▼▼▼
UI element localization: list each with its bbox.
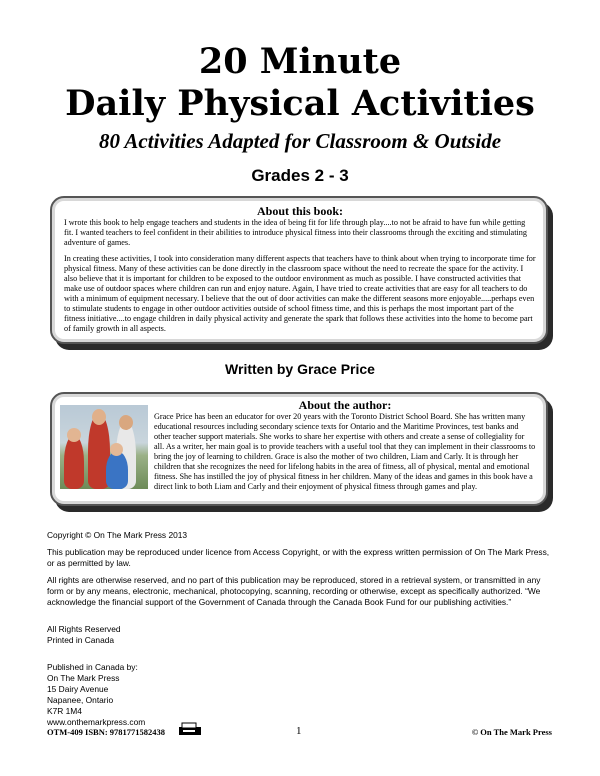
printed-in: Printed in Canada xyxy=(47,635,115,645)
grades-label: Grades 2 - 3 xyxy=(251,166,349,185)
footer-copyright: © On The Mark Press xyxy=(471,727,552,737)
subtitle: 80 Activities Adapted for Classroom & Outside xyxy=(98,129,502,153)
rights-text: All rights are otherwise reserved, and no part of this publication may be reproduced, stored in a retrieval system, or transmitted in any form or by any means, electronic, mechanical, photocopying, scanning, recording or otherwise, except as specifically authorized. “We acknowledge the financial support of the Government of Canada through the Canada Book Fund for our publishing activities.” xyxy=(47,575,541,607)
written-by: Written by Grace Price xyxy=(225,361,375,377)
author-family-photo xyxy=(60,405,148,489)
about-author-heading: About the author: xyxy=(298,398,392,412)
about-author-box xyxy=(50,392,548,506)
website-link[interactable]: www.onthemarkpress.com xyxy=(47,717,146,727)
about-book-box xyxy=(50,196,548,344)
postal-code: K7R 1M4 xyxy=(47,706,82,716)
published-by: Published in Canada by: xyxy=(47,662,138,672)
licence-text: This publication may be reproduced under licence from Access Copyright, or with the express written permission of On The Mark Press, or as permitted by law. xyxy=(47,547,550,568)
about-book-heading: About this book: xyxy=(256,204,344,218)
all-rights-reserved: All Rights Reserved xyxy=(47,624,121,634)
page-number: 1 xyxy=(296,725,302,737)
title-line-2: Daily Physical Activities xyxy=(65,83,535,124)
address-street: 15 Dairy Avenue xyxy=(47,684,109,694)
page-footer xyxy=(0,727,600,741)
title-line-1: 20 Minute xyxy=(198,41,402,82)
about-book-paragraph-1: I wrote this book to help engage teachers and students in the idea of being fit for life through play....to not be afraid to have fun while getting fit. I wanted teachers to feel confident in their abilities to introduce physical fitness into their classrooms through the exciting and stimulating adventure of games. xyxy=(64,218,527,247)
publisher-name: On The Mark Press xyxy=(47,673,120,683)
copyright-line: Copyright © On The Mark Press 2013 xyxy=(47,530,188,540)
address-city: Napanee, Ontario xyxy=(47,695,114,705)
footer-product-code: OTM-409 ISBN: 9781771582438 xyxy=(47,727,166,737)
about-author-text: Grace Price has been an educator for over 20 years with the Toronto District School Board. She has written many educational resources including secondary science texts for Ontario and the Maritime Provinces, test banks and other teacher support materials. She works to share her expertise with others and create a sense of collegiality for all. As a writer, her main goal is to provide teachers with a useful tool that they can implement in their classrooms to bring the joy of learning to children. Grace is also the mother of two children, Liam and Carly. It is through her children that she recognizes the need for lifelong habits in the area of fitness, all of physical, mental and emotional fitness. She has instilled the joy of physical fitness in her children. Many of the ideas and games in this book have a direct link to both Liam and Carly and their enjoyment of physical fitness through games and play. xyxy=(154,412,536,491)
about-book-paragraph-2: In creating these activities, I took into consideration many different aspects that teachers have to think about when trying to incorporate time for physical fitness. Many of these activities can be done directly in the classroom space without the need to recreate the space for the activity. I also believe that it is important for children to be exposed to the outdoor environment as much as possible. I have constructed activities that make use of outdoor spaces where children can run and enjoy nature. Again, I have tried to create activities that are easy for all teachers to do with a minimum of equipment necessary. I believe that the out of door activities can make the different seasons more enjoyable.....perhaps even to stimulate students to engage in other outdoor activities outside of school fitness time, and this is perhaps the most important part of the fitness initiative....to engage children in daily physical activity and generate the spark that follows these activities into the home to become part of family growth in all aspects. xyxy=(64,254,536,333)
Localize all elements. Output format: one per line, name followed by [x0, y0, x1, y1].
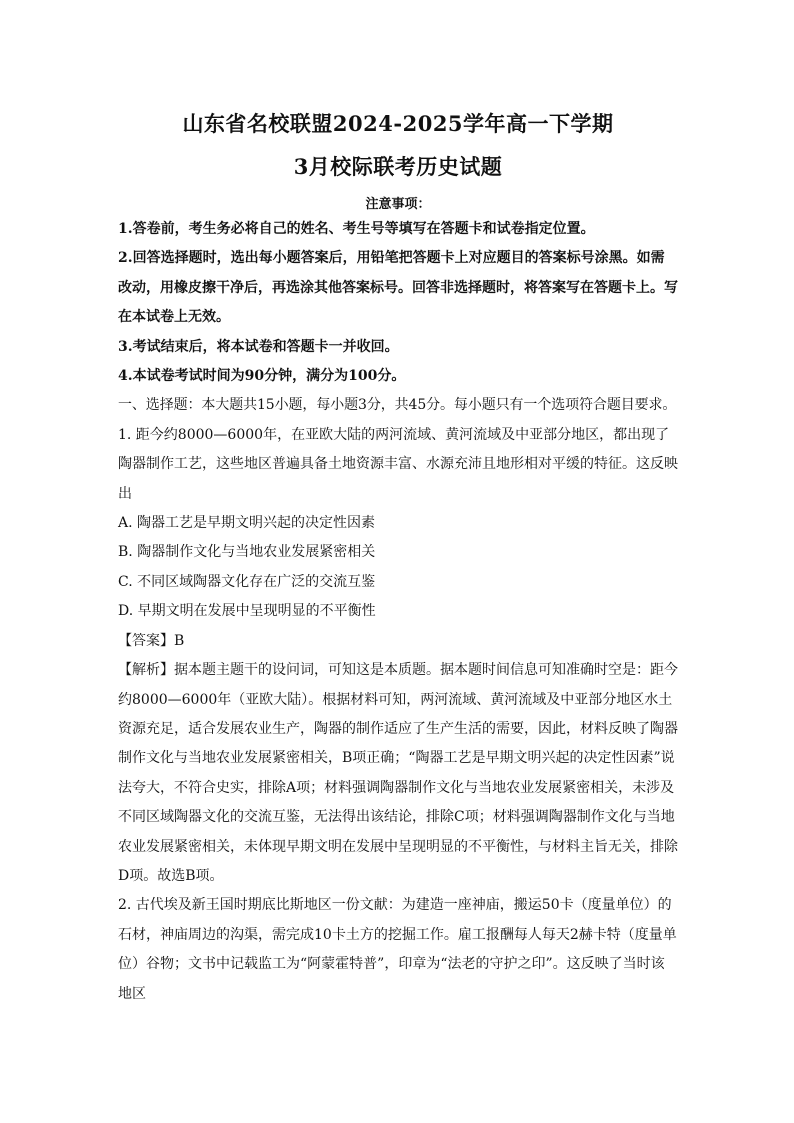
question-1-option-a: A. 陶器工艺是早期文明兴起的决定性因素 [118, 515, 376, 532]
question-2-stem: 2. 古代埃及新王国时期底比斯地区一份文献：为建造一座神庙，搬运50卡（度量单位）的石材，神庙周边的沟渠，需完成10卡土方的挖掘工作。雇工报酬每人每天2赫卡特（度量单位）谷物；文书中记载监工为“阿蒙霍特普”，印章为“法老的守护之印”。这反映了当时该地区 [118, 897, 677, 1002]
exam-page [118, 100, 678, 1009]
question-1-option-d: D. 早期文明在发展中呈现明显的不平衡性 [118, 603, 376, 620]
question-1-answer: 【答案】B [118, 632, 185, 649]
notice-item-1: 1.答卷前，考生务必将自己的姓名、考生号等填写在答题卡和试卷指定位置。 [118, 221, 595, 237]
▲▲▲
— EXERCISE DESCRIPTION —
Rewrite every line of the records above, swapping "Grace Price" for "G. Price" wherever it appears and keeping everything else unchanged. Leave out the pictures.

— RESULT FOR THIS EXERCISE —
UI element localization: list each with its bbox.
printed-in: Printed in Canada xyxy=(47,635,115,645)
grades-label: Grades 2 - 3 xyxy=(251,166,349,185)
footer-copyright: © On The Mark Press xyxy=(471,727,552,737)
subtitle: 80 Activities Adapted for Classroom & Outside xyxy=(98,129,502,153)
rights-text: All rights are otherwise reserved, and no part of this publication may be reproduced, stored in a retrieval system, or transmitted in any form or by any means, electronic, mechanical, photocopying, scanning, recording or otherwise, except as specifically authorized. “We acknowledge the financial support of the Government of Canada through the Canada Book Fund for our publishing activities.” xyxy=(47,575,541,607)
written-by: Written by G. Price xyxy=(225,361,375,377)
author-family-photo xyxy=(60,405,148,489)
about-author-heading: About the author: xyxy=(298,398,392,412)
about-author-box xyxy=(50,392,548,506)
website-link[interactable]: www.onthemarkpress.com xyxy=(47,717,146,727)
about-book-box xyxy=(50,196,548,344)
postal-code: K7R 1M4 xyxy=(47,706,82,716)
published-by: Published in Canada by: xyxy=(47,662,138,672)
licence-text: This publication may be reproduced under licence from Access Copyright, or with the express written permission of On The Mark Press, or as permitted by law. xyxy=(47,547,550,568)
about-book-heading: About this book: xyxy=(256,204,344,218)
all-rights-reserved: All Rights Reserved xyxy=(47,624,121,634)
page-number: 1 xyxy=(296,725,302,737)
title-line-2: Daily Physical Activities xyxy=(65,83,535,124)
address-street: 15 Dairy Avenue xyxy=(47,684,109,694)
page-footer xyxy=(0,727,600,741)
title-line-1: 20 Minute xyxy=(198,41,402,82)
about-book-paragraph-1: I wrote this book to help engage teachers and students in the idea of being fit for life through play....to not be afraid to have fun while getting fit. I wanted teachers to feel confident in their abilities to introduce physical fitness into their classrooms through the exciting and stimulating adventure of games. xyxy=(64,218,527,247)
publisher-name: On The Mark Press xyxy=(47,673,120,683)
copyright-line: Copyright © On The Mark Press 2013 xyxy=(47,530,188,540)
address-city: Napanee, Ontario xyxy=(47,695,114,705)
footer-product-code: OTM-409 ISBN: 9781771582438 xyxy=(47,727,166,737)
about-author-text: G. Price has been an educator for over 20 years with the Toronto District School Board. She has written many educational resources including secondary science texts for Ontario and the Maritime Provinces, test banks and other teacher support materials. She works to share her expertise with others and create a sense of collegiality for all. As a writer, her main goal is to provide teachers with a useful tool that they can implement in their classrooms to bring the joy of learning to children. Grace is also the mother of two children, Liam and Carly. It is through her children that she recognizes the need for lifelong habits in the area of fitness, all of physical, mental and emotional fitness. She has instilled the joy of physical fitness in her children. Many of the ideas and games in this book have a direct link to both Liam and Carly and their enjoyment of physical fitness through games and play. xyxy=(154,412,536,491)
about-book-paragraph-2: In creating these activities, I took into consideration many different aspects that teachers have to think about when trying to incorporate time for physical fitness. Many of these activities can be done directly in the classroom space without the need to recreate the space for the activity. I also believe that it is important for children to be exposed to the outdoor environment as much as possible. I have constructed activities that make use of outdoor spaces where children can run and enjoy nature. Again, I have tried to create activities that are easy for all teachers to do with a minimum of equipment necessary. I believe that the out of door activities can make the different seasons more enjoyable.....perhaps even to stimulate students to engage in other outdoor activities outside of school fitness time, and this is perhaps the most important part of the fitness initiative....to engage children in daily physical activity and generate the spark that follows these activities into the home to become part of family growth in all aspects. xyxy=(64,254,536,333)
Localize all elements. Output format: one per line, name followed by [x0, y0, x1, y1].
question-1-option-a: A. 陶器工艺是早期文明兴起的决定性因素 [118, 515, 376, 532]
question-2-stem: 2. 古代埃及新王国时期底比斯地区一份文献：为建造一座神庙，搬运50卡（度量单位）的石材，神庙周边的沟渠，需完成10卡土方的挖掘工作。雇工报酬每人每天2赫卡特（度量单位）谷物；文书中记载监工为“阿蒙霍特普”，印章为“法老的守护之印”。这反映了当时该地区 [118, 897, 677, 1002]
exam-page [118, 100, 678, 1009]
question-1-option-d: D. 早期文明在发展中呈现明显的不平衡性 [118, 603, 376, 620]
question-1-answer: 【答案】B [118, 632, 185, 649]
notice-item-1: 1.答卷前，考生务必将自己的姓名、考生号等填写在答题卡和试卷指定位置。 [118, 221, 595, 237]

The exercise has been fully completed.